(Work to be completed): Pick out each line of the records in which the word "text" appears.

(Records for processing):
--- START ---

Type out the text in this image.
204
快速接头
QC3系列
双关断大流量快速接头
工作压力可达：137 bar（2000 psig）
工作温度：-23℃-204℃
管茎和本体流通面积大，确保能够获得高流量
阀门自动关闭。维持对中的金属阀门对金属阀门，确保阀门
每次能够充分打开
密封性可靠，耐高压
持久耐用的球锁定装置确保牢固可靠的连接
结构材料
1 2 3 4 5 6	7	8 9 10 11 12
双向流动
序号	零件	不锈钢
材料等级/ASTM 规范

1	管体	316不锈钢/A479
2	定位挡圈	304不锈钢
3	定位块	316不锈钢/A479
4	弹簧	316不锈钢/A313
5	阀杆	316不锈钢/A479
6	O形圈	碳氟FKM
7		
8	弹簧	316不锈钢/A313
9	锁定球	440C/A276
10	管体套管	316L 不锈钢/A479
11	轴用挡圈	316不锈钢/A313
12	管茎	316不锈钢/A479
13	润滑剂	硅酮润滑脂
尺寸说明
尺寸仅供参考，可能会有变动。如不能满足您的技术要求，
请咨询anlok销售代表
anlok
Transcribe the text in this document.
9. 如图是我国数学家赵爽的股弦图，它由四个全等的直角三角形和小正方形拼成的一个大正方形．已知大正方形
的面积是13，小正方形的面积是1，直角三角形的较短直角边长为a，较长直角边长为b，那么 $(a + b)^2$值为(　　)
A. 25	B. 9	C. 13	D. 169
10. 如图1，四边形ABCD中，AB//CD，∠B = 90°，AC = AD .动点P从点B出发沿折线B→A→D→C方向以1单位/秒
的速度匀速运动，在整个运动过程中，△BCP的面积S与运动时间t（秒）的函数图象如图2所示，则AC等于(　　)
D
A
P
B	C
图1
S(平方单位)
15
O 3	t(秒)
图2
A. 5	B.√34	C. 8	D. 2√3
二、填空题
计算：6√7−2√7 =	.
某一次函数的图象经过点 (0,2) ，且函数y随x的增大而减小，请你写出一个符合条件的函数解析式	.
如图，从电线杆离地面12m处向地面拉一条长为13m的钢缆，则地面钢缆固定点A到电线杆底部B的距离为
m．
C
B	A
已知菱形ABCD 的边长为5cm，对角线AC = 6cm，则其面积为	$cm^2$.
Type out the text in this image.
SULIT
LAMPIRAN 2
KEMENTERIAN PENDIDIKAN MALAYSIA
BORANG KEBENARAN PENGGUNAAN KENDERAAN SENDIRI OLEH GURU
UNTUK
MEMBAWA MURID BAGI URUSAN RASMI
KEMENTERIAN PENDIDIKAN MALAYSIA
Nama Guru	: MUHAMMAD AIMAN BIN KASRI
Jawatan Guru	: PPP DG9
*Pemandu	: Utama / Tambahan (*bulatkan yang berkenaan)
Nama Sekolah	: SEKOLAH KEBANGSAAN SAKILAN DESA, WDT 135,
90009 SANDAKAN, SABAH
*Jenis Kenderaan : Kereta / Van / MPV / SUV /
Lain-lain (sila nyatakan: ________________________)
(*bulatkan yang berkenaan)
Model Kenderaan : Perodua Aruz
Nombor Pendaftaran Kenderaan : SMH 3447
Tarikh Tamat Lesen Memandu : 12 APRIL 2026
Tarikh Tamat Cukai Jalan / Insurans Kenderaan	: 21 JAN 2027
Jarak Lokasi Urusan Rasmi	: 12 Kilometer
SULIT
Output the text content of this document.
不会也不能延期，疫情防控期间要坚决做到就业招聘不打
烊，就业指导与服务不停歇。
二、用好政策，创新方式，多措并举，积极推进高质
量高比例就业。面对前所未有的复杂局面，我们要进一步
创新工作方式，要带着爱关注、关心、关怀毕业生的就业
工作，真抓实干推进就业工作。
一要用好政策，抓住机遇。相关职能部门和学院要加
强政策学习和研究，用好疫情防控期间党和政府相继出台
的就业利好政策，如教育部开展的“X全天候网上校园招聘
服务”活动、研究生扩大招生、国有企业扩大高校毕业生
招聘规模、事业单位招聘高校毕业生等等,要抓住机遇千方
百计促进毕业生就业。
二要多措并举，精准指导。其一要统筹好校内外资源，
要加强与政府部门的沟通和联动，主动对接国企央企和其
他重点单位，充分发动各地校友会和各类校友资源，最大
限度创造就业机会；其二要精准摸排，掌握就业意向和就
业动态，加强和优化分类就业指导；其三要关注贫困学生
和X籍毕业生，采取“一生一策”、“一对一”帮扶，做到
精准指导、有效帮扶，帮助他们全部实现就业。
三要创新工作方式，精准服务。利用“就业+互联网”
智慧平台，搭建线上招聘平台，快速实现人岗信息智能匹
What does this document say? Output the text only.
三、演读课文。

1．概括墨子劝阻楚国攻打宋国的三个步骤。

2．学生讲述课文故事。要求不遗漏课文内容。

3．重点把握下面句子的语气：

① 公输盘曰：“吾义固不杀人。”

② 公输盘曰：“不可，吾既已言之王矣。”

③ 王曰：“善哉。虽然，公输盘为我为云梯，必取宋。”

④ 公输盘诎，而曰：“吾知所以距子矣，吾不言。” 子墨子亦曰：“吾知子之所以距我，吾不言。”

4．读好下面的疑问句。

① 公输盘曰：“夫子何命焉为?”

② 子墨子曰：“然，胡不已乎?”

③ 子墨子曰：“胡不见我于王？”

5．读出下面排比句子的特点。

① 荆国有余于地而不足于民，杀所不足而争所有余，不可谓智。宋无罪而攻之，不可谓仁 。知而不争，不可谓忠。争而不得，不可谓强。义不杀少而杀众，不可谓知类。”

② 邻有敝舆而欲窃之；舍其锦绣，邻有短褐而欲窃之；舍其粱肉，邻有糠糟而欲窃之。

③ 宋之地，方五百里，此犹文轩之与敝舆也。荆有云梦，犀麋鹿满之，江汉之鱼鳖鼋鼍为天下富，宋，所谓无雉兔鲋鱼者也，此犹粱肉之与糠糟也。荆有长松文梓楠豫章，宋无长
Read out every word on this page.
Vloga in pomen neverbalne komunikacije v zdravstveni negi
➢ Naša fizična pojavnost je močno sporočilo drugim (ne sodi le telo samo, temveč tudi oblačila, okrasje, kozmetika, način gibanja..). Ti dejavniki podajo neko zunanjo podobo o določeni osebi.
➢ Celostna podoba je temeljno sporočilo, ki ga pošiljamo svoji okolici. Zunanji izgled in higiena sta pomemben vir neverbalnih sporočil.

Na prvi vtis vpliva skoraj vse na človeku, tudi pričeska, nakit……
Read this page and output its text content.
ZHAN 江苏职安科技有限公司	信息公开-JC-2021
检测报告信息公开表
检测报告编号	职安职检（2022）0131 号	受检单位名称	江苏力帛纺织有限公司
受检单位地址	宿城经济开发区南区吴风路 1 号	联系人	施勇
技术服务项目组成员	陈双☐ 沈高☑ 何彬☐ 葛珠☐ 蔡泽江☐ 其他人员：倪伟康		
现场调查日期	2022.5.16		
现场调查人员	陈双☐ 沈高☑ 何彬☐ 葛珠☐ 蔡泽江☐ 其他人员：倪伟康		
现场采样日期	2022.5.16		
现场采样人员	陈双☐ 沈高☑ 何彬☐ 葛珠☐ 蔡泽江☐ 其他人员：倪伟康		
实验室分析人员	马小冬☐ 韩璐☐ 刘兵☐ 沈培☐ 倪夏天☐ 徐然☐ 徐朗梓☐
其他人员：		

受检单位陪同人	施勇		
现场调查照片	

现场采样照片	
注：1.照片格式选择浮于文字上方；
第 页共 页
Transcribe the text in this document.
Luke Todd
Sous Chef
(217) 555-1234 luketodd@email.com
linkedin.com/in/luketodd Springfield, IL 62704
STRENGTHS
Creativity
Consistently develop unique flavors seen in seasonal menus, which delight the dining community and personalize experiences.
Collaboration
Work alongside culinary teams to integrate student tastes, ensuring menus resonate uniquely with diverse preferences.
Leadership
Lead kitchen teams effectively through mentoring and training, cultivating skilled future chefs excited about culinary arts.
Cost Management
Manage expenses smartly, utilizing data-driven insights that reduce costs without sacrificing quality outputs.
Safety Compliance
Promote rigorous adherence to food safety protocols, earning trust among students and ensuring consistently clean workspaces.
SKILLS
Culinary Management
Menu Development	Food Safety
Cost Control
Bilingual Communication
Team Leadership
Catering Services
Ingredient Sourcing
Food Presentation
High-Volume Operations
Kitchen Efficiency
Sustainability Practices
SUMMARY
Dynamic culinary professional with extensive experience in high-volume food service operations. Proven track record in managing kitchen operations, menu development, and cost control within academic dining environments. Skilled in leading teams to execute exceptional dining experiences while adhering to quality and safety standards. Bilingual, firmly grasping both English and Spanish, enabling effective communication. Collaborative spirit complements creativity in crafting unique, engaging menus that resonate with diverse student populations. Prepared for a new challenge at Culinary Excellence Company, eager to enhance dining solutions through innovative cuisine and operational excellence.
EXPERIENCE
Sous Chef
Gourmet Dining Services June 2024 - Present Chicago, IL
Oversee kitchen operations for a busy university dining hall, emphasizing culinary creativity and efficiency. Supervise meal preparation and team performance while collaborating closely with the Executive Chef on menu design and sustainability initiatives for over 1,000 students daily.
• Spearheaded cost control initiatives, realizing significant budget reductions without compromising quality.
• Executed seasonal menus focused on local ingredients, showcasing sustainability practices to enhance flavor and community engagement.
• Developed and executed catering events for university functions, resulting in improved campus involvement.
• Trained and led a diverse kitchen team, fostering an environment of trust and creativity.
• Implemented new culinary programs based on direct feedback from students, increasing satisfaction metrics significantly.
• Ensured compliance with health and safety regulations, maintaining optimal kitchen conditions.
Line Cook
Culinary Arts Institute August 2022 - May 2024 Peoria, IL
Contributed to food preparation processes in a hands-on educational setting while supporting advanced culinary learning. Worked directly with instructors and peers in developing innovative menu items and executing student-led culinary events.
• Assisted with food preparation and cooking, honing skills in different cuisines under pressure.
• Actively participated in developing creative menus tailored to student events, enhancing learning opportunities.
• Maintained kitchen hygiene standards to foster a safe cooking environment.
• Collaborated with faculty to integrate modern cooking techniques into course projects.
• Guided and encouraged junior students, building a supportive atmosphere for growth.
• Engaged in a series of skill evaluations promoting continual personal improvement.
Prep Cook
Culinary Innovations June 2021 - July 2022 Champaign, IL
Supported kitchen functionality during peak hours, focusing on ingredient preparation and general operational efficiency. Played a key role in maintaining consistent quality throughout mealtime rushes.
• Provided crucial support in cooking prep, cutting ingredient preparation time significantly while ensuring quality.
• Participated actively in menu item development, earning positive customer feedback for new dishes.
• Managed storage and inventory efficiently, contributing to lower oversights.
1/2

--- END ---

(Written solution):
Type out the text in this image.
Transcribe the text in this document.
Type out the text in this image.
Output the text content of this document.
What does this document say? Output the text only.
Read this page and output its text content.
Transcribe the text in this document.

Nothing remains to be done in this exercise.